◆ **Records supplied**
----
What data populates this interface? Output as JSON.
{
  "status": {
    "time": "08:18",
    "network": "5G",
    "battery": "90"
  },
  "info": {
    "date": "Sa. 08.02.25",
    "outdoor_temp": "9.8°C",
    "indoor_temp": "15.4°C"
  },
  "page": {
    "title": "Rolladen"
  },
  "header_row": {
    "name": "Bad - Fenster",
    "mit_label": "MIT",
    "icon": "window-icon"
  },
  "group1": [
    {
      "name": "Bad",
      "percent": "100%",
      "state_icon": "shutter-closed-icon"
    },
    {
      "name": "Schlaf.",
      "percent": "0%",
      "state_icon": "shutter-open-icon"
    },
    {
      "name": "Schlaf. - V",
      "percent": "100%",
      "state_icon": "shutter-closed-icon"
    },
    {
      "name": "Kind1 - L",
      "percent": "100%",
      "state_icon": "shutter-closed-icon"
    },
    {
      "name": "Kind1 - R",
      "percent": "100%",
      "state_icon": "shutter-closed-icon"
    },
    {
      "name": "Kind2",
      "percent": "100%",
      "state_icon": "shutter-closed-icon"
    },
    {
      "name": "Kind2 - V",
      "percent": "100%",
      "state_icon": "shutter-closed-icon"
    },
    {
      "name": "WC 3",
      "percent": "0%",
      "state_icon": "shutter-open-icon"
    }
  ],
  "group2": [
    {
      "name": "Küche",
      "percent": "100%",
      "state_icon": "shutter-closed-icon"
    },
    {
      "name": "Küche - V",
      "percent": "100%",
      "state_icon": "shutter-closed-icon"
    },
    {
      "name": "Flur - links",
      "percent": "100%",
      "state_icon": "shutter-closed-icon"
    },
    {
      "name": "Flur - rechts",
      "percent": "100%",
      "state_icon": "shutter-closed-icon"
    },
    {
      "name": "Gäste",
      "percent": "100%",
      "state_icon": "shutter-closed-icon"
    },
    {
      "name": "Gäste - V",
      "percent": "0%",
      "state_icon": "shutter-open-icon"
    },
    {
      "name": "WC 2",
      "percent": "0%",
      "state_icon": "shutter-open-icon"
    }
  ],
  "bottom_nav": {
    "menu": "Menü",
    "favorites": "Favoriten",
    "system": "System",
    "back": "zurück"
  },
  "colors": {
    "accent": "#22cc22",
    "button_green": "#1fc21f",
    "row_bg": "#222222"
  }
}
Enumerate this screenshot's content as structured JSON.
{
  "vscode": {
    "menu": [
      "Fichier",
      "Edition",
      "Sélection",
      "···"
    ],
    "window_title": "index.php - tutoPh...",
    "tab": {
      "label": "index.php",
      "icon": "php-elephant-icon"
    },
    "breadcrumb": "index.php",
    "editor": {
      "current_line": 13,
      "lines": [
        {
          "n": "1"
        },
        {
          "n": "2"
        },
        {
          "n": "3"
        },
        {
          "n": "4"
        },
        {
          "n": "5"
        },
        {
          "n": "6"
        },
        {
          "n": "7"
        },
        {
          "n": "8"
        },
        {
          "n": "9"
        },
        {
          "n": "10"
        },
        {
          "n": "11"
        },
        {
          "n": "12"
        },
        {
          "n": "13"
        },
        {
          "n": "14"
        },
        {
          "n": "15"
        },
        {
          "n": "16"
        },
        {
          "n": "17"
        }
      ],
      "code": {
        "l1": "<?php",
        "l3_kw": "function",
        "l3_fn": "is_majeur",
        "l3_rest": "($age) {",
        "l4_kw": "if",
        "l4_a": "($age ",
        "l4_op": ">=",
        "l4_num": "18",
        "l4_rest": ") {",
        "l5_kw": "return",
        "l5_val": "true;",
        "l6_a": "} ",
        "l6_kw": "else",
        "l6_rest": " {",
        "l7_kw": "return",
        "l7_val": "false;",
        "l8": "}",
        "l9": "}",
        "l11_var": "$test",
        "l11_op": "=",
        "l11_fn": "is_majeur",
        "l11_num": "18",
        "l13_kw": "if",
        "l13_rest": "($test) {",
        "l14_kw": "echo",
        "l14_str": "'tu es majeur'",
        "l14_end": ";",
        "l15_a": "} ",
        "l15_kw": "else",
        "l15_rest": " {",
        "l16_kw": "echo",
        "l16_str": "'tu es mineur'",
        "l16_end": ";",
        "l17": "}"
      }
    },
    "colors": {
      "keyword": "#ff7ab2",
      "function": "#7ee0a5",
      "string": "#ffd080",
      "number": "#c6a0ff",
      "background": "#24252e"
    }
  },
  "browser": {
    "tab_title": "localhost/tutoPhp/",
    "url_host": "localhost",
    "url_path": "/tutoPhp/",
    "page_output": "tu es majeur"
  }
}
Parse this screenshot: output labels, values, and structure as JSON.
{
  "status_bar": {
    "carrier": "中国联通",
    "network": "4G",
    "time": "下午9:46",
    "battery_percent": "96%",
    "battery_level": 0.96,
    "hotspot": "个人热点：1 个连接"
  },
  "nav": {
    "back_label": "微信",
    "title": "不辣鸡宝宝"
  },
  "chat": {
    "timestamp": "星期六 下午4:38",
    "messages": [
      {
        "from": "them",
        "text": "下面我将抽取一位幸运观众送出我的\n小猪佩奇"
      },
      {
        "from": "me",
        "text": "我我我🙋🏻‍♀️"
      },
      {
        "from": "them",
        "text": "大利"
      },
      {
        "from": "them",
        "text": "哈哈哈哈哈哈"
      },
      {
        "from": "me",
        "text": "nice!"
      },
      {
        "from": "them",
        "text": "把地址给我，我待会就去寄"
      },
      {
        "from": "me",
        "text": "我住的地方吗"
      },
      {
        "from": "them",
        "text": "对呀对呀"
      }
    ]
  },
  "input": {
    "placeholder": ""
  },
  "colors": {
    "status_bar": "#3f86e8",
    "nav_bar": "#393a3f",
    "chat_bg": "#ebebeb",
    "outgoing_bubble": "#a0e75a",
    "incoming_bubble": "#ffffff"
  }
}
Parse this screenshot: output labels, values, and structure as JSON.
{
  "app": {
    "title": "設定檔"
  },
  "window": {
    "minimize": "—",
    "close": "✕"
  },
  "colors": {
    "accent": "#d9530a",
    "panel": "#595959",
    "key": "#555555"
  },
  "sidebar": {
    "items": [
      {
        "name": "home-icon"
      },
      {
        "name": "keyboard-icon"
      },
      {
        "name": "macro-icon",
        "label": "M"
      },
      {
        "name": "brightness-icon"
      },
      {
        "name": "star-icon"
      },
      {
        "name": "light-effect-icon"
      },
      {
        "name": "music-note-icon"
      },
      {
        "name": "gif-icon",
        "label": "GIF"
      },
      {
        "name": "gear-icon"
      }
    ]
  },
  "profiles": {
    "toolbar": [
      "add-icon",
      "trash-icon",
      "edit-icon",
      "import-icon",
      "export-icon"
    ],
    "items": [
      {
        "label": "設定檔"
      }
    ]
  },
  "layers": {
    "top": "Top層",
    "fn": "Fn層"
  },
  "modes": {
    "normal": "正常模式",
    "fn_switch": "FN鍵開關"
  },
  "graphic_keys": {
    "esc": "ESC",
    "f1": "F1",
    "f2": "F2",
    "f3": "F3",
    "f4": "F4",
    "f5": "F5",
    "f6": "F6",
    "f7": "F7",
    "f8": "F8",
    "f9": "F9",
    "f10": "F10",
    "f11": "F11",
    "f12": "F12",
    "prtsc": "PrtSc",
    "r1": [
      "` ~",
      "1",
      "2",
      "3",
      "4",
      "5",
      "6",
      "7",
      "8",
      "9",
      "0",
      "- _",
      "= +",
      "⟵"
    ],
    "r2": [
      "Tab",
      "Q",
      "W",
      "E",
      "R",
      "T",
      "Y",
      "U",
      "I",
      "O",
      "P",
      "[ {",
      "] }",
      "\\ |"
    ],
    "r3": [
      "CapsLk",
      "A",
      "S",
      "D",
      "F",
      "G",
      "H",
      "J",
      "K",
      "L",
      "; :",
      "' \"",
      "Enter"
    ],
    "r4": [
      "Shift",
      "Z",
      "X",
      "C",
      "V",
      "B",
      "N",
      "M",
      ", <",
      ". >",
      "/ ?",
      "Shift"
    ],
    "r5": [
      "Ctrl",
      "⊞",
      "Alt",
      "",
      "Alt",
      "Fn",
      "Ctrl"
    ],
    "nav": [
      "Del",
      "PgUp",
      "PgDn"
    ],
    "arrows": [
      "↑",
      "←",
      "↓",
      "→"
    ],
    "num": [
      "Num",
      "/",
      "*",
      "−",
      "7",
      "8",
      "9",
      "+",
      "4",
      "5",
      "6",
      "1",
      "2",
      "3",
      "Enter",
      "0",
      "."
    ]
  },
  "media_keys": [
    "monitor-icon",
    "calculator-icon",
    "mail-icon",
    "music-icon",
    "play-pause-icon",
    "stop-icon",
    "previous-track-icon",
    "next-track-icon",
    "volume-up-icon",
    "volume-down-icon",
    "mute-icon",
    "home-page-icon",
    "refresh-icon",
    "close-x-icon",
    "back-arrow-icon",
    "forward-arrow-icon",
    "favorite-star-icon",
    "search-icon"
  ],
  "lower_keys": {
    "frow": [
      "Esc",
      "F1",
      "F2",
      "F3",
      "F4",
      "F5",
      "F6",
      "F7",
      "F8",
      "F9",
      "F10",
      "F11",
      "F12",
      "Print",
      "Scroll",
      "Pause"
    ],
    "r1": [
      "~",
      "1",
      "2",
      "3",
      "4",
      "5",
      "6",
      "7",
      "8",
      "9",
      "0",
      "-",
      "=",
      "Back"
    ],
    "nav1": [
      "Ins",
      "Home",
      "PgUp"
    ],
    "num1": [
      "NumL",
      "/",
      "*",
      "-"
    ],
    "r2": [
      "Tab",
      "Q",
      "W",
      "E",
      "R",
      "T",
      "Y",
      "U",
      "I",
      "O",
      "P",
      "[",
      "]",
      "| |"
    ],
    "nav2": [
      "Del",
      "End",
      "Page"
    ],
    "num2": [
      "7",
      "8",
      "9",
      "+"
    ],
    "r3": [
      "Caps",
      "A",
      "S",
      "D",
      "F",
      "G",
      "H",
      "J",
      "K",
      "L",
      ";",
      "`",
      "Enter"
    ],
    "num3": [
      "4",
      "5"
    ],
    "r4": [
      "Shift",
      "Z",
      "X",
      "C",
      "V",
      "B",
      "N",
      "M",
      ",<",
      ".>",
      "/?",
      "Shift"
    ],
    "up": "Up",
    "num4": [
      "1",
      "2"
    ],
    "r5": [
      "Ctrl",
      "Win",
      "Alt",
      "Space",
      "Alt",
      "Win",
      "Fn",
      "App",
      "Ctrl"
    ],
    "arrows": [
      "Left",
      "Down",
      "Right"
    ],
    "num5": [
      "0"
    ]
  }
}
----
◆ **Do this**
Working from the entries above, return all lines that contain "JSON".

◆ **Reply**
What data populates this interface? Output as JSON.
Enumerate this screenshot's content as structured JSON.
Parse this screenshot: output labels, values, and structure as JSON.
Parse this screenshot: output labels, values, and structure as JSON.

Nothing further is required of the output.